= GIVEN DATA =
══════════════════════════════

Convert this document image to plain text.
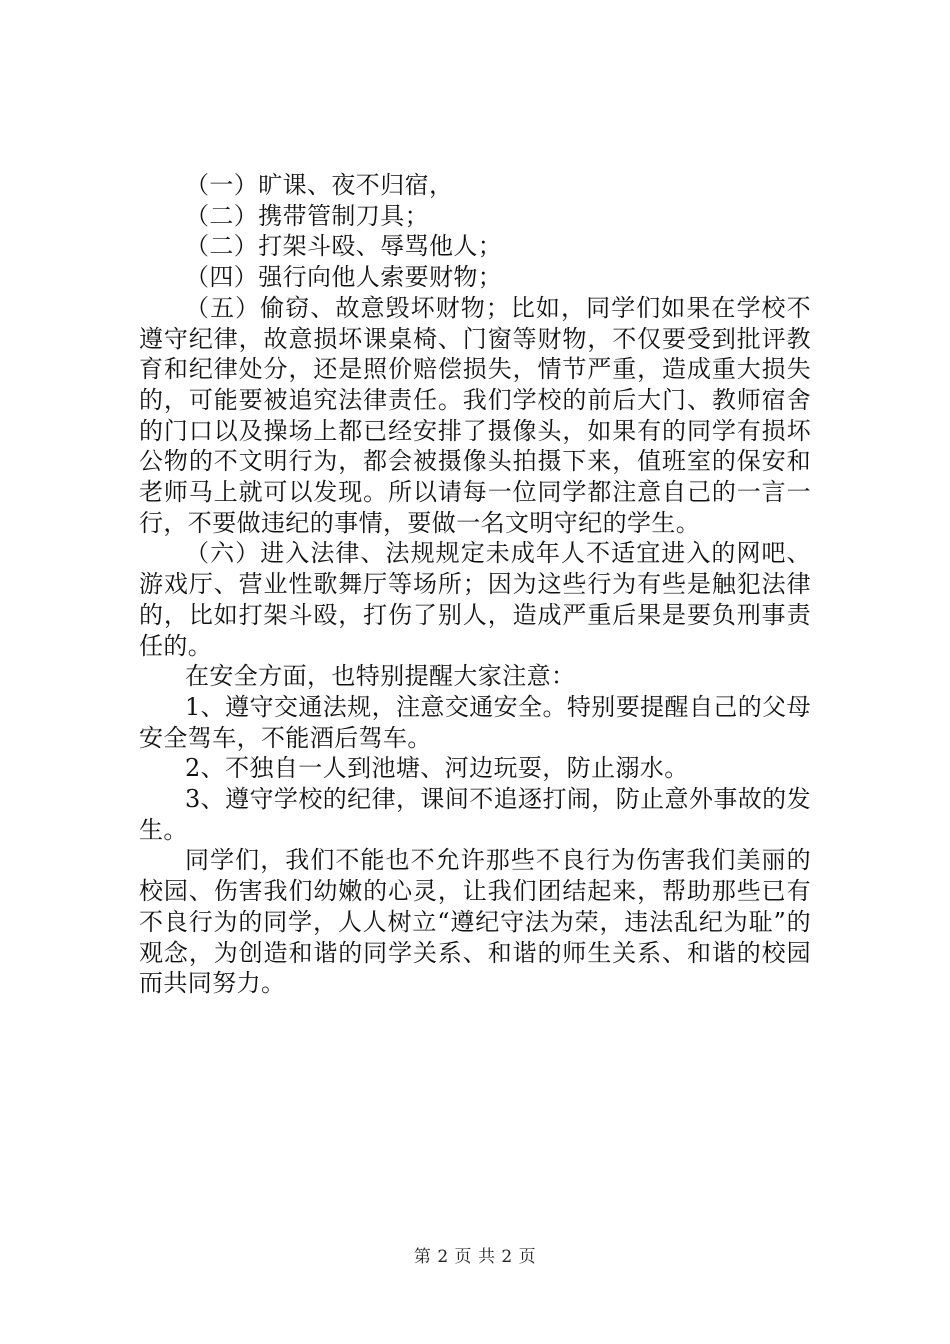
（一）旷课、夜不归宿，

（二）携带管制刀具；

（二）打架斗殴、辱骂他人；

（四）强行向他人索要财物；

（五）偷窃、故意毁坏财物；比如，同学们如果在学校不遵守纪律，故意损坏课桌椅、门窗等财物，不仅要受到批评教育和纪律处分，还是照价赔偿损失，情节严重，造成重大损失的，可能要被追究法律责任。我们学校的前后大门、教师宿舍的门口以及操场上都已经安排了摄像头，如果有的同学有损坏公物的不文明行为，都会被摄像头拍摄下来，值班室的保安和老师马上就可以发现。所以请每一位同学都注意自己的一言一行，不要做违纪的事情，要做一名文明守纪的学生。

（六）进入法律、法规规定未成年人不适宜进入的网吧、游戏厅、营业性歌舞厅等场所；因为这些行为有些是触犯法律的，比如打架斗殴，打伤了别人，造成严重后果是要负刑事责任的。

在安全方面，也特别提醒大家注意：

1、遵守交通法规，注意交通安全。特别要提醒自己的父母安全驾车，不能酒后驾车。

2、不独自一人到池塘、河边玩耍，防止溺水。

3、遵守学校的纪律，课间不追逐打闹，防止意外事故的发生。

同学们，我们不能也不允许那些不良行为伤害我们美丽的校园、伤害我们幼嫩的心灵，让我们团结起来，帮助那些已有不良行为的同学，人人树立“遵纪守法为荣，违法乱纪为耻”的观念，为创造和谐的同学关系、和谐的师生关系、和谐的校园而共同努力。

第 2 页 共 2 页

══════════════════════════════

= WHAT YOU ARE ASKED TO DO =
Without including any picture, repeat the data exactly.

= COMPLETED TASK =
Convert this document image to plain text.
（一）旷课、夜不归宿，

（二）携带管制刀具；

（二）打架斗殴、辱骂他人；

（四）强行向他人索要财物；

（五）偷窃、故意毁坏财物；比如，同学们如果在学校不遵守纪律，故意损坏课桌椅、门窗等财物，不仅要受到批评教育和纪律处分，还是照价赔偿损失，情节严重，造成重大损失的，可能要被追究法律责任。我们学校的前后大门、教师宿舍的门口以及操场上都已经安排了摄像头，如果有的同学有损坏公物的不文明行为，都会被摄像头拍摄下来，值班室的保安和老师马上就可以发现。所以请每一位同学都注意自己的一言一行，不要做违纪的事情，要做一名文明守纪的学生。

（六）进入法律、法规规定未成年人不适宜进入的网吧、游戏厅、营业性歌舞厅等场所；因为这些行为有些是触犯法律的，比如打架斗殴，打伤了别人，造成严重后果是要负刑事责任的。

在安全方面，也特别提醒大家注意：

1、遵守交通法规，注意交通安全。特别要提醒自己的父母安全驾车，不能酒后驾车。

2、不独自一人到池塘、河边玩耍，防止溺水。

3、遵守学校的纪律，课间不追逐打闹，防止意外事故的发生。

同学们，我们不能也不允许那些不良行为伤害我们美丽的校园、伤害我们幼嫩的心灵，让我们团结起来，帮助那些已有不良行为的同学，人人树立“遵纪守法为荣，违法乱纪为耻”的观念，为创造和谐的同学关系、和谐的师生关系、和谐的校园而共同努力。

第 2 页 共 2 页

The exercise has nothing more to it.